%%

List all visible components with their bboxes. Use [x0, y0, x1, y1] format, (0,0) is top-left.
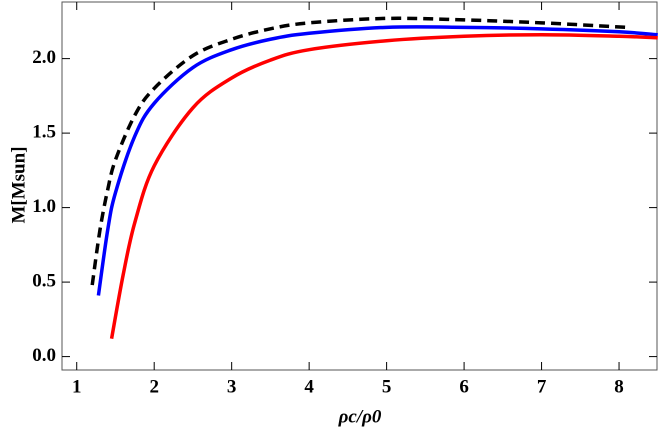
series-line [109, 33, 658, 340]
x-tick-label: 5 [382, 376, 392, 397]
y-tick-label: 0.5 [32, 270, 56, 291]
x-tick-label: 1 [72, 376, 82, 397]
y-tick-label: 0.0 [32, 345, 56, 366]
plot-frame [61, 1, 658, 371]
x-tick-label: 4 [304, 376, 314, 397]
y-tick-label: 1.0 [32, 196, 56, 217]
series-line [90, 16, 627, 286]
y-tick-label: 2.0 [32, 47, 56, 68]
y-axis-label: M[Msun] [8, 146, 29, 223]
x-axis-label: ρc/ρ0 [338, 406, 382, 427]
x-tick-label: 8 [614, 376, 624, 397]
x-tick-label: 6 [459, 376, 469, 397]
series-line [96, 25, 658, 296]
x-tick-label: 3 [227, 376, 237, 397]
x-tick-label: 7 [537, 376, 547, 397]
y-tick-label: 1.5 [32, 121, 56, 142]
x-tick-label: 2 [149, 376, 159, 397]
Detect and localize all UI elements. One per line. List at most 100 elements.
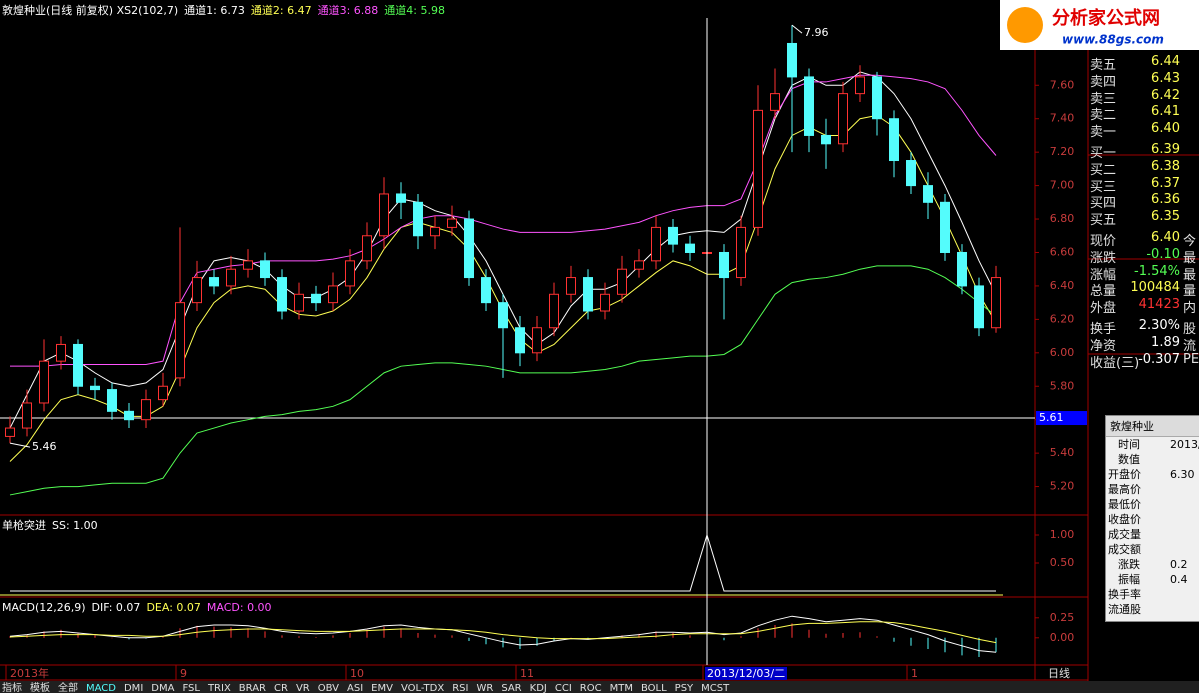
channel-line	[9, 114, 997, 462]
y-tick-label: 5.40	[1050, 446, 1075, 459]
annotation-line	[791, 24, 803, 34]
quote-label: 卖三	[1090, 91, 1117, 107]
quote-value: 6.39	[1151, 142, 1180, 157]
quote-value: 6.37	[1151, 175, 1180, 191]
indicator-tab[interactable]: VR	[296, 683, 310, 693]
indicator-tab[interactable]: CR	[274, 683, 288, 693]
channel-line	[10, 74, 997, 367]
info-label: 最高价	[1108, 483, 1141, 496]
info-row: 数值	[1106, 452, 1199, 467]
candle-body	[124, 410, 134, 421]
indicator-tab[interactable]: MCST	[701, 683, 730, 693]
candle-body	[787, 42, 797, 78]
indicator-tab[interactable]: 指标	[2, 681, 22, 693]
candle-body	[991, 277, 1001, 329]
indicator-tab[interactable]: BOLL	[641, 683, 667, 693]
indicator-tab[interactable]: RSI	[452, 683, 468, 693]
indicator-tab[interactable]: SAR	[501, 683, 521, 693]
candle-body	[362, 235, 372, 262]
tab-bar	[0, 681, 1199, 693]
info-title: 敦煌种业	[1106, 416, 1199, 437]
indicator-tab[interactable]: EMV	[371, 683, 393, 693]
candle-body	[923, 185, 933, 203]
indicator-tab[interactable]: WR	[476, 683, 493, 693]
info-row: 振幅 0.4	[1106, 572, 1199, 587]
panel-header: 通道4: 5.98	[384, 3, 445, 17]
candle-body	[804, 76, 814, 136]
info-row: 最高价	[1106, 482, 1199, 497]
quote-label: 卖一	[1090, 125, 1117, 141]
indicator-tab[interactable]: KDJ	[530, 683, 547, 693]
quote-extra: PE	[1183, 351, 1199, 367]
indicator-tab[interactable]: DMA	[151, 683, 174, 693]
quote-value: 100484	[1130, 280, 1180, 296]
candle-body	[651, 226, 661, 262]
quote-label: 现价	[1090, 234, 1117, 249]
quote-value: 6.41	[1151, 104, 1180, 120]
candle-body	[328, 285, 338, 304]
indicator-tab[interactable]: MACD	[86, 683, 116, 693]
candle-body	[226, 268, 236, 287]
dif-line	[9, 615, 997, 653]
candle-body	[906, 160, 916, 187]
candle-body	[872, 76, 882, 120]
candle-body	[889, 118, 899, 162]
panel-header: 通道3: 6.88	[318, 3, 379, 17]
quote-value: -1.54%	[1134, 263, 1180, 279]
x-tick-label: 9	[180, 667, 187, 680]
indicator-tab[interactable]: MTM	[610, 683, 633, 693]
info-row: 换手率	[1106, 587, 1199, 602]
y-tick-label: 7.60	[1050, 78, 1075, 91]
indicator-tab[interactable]: 模板	[30, 681, 50, 693]
quote-label: 涨跌	[1090, 250, 1117, 266]
indicator-tab[interactable]: OBV	[318, 683, 339, 693]
candle-body	[974, 285, 984, 329]
candle-body	[770, 93, 780, 111]
quote-extra: 最	[1183, 267, 1197, 283]
info-label: 开盘价	[1108, 468, 1141, 481]
indicator-tab[interactable]: VOL-TDX	[401, 683, 444, 693]
candle-body	[634, 260, 644, 270]
candle-body	[209, 277, 219, 287]
indicator-tab[interactable]: TRIX	[207, 683, 231, 693]
quote-value: 6.35	[1151, 209, 1180, 225]
quote-label: 收益(三)	[1090, 355, 1140, 371]
quote-label: 买三	[1090, 179, 1117, 195]
info-label: 换手率	[1108, 588, 1141, 601]
candle-body	[311, 293, 321, 304]
quote-value: 6.42	[1151, 87, 1180, 103]
y-tick-label: 0.00	[1050, 631, 1075, 644]
indicator-tab[interactable]: ASI	[347, 683, 363, 693]
candle-body	[73, 343, 83, 387]
quote-label: 买一	[1090, 146, 1117, 161]
y-tick-label: 7.40	[1050, 112, 1075, 125]
info-row: 时间 2013/	[1106, 437, 1199, 452]
indicator-tab[interactable]: ROC	[580, 683, 602, 693]
candle-body	[56, 343, 66, 362]
quote-label: 净资	[1090, 338, 1117, 354]
quote-extra: 今	[1183, 234, 1197, 249]
indicator-tab[interactable]: DMI	[124, 683, 143, 693]
indicator-tab[interactable]: 全部	[58, 681, 78, 693]
quote-label: 卖五	[1090, 58, 1117, 73]
candle-body	[345, 260, 355, 287]
info-row: 成交量	[1106, 527, 1199, 542]
candle-body	[175, 302, 185, 379]
indicator-tab[interactable]: PSY	[675, 683, 694, 693]
quote-label: 买五	[1090, 213, 1117, 229]
y-tick-label: 0.50	[1050, 556, 1075, 569]
candle-body	[413, 201, 423, 237]
indicator-tab[interactable]: BRAR	[239, 683, 266, 693]
candle-body	[39, 360, 49, 404]
quote-value: -0.307	[1138, 351, 1180, 367]
logo-url: www.88gs.com	[1062, 33, 1164, 47]
candle-body	[668, 226, 678, 245]
info-label: 涨跌	[1118, 558, 1140, 571]
logo-icon	[1007, 7, 1043, 43]
quote-value: 2.30%	[1138, 318, 1180, 333]
indicator-tab[interactable]: FSL	[182, 683, 200, 693]
info-row: 最低价	[1106, 497, 1199, 512]
candle-body	[957, 251, 967, 287]
indicator-tab[interactable]: CCI	[555, 683, 572, 693]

%%

> [PROMPT]: Reproduce all of the data above word for word, leaving out the pictures.

> [RESPONSE TO THE EXERCISE]:
List all visible components with their bboxes. Use [x0, y0, x1, y1] format, (0,0) is top-left.
series-line [109, 33, 658, 340]
x-tick-label: 5 [382, 376, 392, 397]
y-tick-label: 0.5 [32, 270, 56, 291]
x-tick-label: 1 [72, 376, 82, 397]
y-tick-label: 0.0 [32, 345, 56, 366]
plot-frame [61, 1, 658, 371]
x-tick-label: 4 [304, 376, 314, 397]
y-tick-label: 1.0 [32, 196, 56, 217]
series-line [90, 16, 627, 286]
y-tick-label: 2.0 [32, 47, 56, 68]
y-axis-label: M[Msun] [8, 146, 29, 223]
x-axis-label: ρc/ρ0 [338, 406, 382, 427]
x-tick-label: 8 [614, 376, 624, 397]
x-tick-label: 6 [459, 376, 469, 397]
series-line [96, 25, 658, 296]
x-tick-label: 3 [227, 376, 237, 397]
x-tick-label: 7 [537, 376, 547, 397]
y-tick-label: 1.5 [32, 121, 56, 142]
x-tick-label: 2 [149, 376, 159, 397]
Detect and localize all UI elements. One per line. List at most 100 elements.
channel-line	[9, 114, 997, 462]
y-tick-label: 5.40	[1050, 446, 1075, 459]
annotation-line	[791, 24, 803, 34]
quote-label: 卖三	[1090, 91, 1117, 107]
quote-value: 6.39	[1151, 142, 1180, 157]
quote-value: 6.37	[1151, 175, 1180, 191]
indicator-tab[interactable]: VR	[296, 683, 310, 693]
indicator-tab[interactable]: CR	[274, 683, 288, 693]
channel-line	[10, 74, 997, 367]
info-label: 最高价	[1108, 483, 1141, 496]
info-row: 数值	[1106, 452, 1199, 467]
candle-body	[124, 410, 134, 421]
indicator-tab[interactable]: MCST	[701, 683, 730, 693]
candle-body	[787, 42, 797, 78]
indicator-tab[interactable]: 指标	[2, 681, 22, 693]
candle-body	[991, 277, 1001, 329]
indicator-tab[interactable]: BOLL	[641, 683, 667, 693]
indicator-tab[interactable]: RSI	[452, 683, 468, 693]
indicator-tab[interactable]: SAR	[501, 683, 521, 693]
candle-body	[362, 235, 372, 262]
tab-bar	[0, 681, 1199, 693]
info-title: 敦煌种业	[1106, 416, 1199, 437]
indicator-tab[interactable]: EMV	[371, 683, 393, 693]
candle-body	[923, 185, 933, 203]
indicator-tab[interactable]: WR	[476, 683, 493, 693]
info-row: 振幅 0.4	[1106, 572, 1199, 587]
panel-header: 通道4: 5.98	[384, 3, 445, 17]
candle-body	[804, 76, 814, 136]
info-row: 最高价	[1106, 482, 1199, 497]
quote-label: 卖一	[1090, 125, 1117, 141]
indicator-tab[interactable]: KDJ	[530, 683, 547, 693]
quote-extra: PE	[1183, 351, 1199, 367]
indicator-tab[interactable]: DMA	[151, 683, 174, 693]
quote-value: 100484	[1130, 280, 1180, 296]
candle-body	[651, 226, 661, 262]
quote-label: 现价	[1090, 234, 1117, 249]
quote-value: 6.41	[1151, 104, 1180, 120]
candle-body	[328, 285, 338, 304]
indicator-tab[interactable]: MACD	[86, 683, 116, 693]
candle-body	[226, 268, 236, 287]
dif-line	[9, 615, 997, 653]
candle-body	[906, 160, 916, 187]
candle-body	[872, 76, 882, 120]
candle-body	[889, 118, 899, 162]
panel-header: 通道3: 6.88	[318, 3, 379, 17]
quote-value: -1.54%	[1134, 263, 1180, 279]
x-tick-label: 9	[180, 667, 187, 680]
indicator-tab[interactable]: MTM	[610, 683, 633, 693]
info-row: 换手率	[1106, 587, 1199, 602]
y-tick-label: 7.60	[1050, 78, 1075, 91]
indicator-tab[interactable]: 模板	[30, 681, 50, 693]
quote-label: 涨跌	[1090, 250, 1117, 266]
indicator-tab[interactable]: OBV	[318, 683, 339, 693]
candle-body	[974, 285, 984, 329]
candle-body	[770, 93, 780, 111]
quote-extra: 最	[1183, 267, 1197, 283]
info-label: 开盘价	[1108, 468, 1141, 481]
indicator-tab[interactable]: VOL-TDX	[401, 683, 444, 693]
candle-body	[634, 260, 644, 270]
candle-body	[209, 277, 219, 287]
indicator-tab[interactable]: TRIX	[207, 683, 231, 693]
quote-value: 6.35	[1151, 209, 1180, 225]
quote-label: 收益(三)	[1090, 355, 1140, 371]
quote-label: 买三	[1090, 179, 1117, 195]
info-label: 换手率	[1108, 588, 1141, 601]
candle-body	[311, 293, 321, 304]
quote-value: 6.42	[1151, 87, 1180, 103]
y-tick-label: 0.00	[1050, 631, 1075, 644]
indicator-tab[interactable]: ASI	[347, 683, 363, 693]
candle-body	[73, 343, 83, 387]
quote-label: 买一	[1090, 146, 1117, 161]
y-tick-label: 7.40	[1050, 112, 1075, 125]
info-row: 时间 2013/	[1106, 437, 1199, 452]
indicator-tab[interactable]: ROC	[580, 683, 602, 693]
candle-body	[56, 343, 66, 362]
quote-label: 净资	[1090, 338, 1117, 354]
quote-extra: 今	[1183, 234, 1197, 249]
indicator-tab[interactable]: DMI	[124, 683, 143, 693]
indicator-tab[interactable]: 全部	[58, 681, 78, 693]
quote-label: 卖五	[1090, 58, 1117, 73]
candle-body	[345, 260, 355, 287]
info-row: 成交量	[1106, 527, 1199, 542]
candle-body	[175, 302, 185, 379]
indicator-tab[interactable]: PSY	[675, 683, 694, 693]
quote-label: 买五	[1090, 213, 1117, 229]
y-tick-label: 0.50	[1050, 556, 1075, 569]
candle-body	[413, 201, 423, 237]
indicator-tab[interactable]: BRAR	[239, 683, 266, 693]
candle-body	[39, 360, 49, 404]
quote-value: -0.307	[1138, 351, 1180, 367]
logo-url: www.88gs.com	[1062, 33, 1164, 47]
candle-body	[668, 226, 678, 245]
info-label: 涨跌	[1118, 558, 1140, 571]
logo-icon	[1007, 7, 1043, 43]
quote-value: 2.30%	[1138, 318, 1180, 333]
indicator-tab[interactable]: FSL	[182, 683, 200, 693]
info-row: 最低价	[1106, 497, 1199, 512]
candle-body	[957, 251, 967, 287]
indicator-tab[interactable]: CCI	[555, 683, 572, 693]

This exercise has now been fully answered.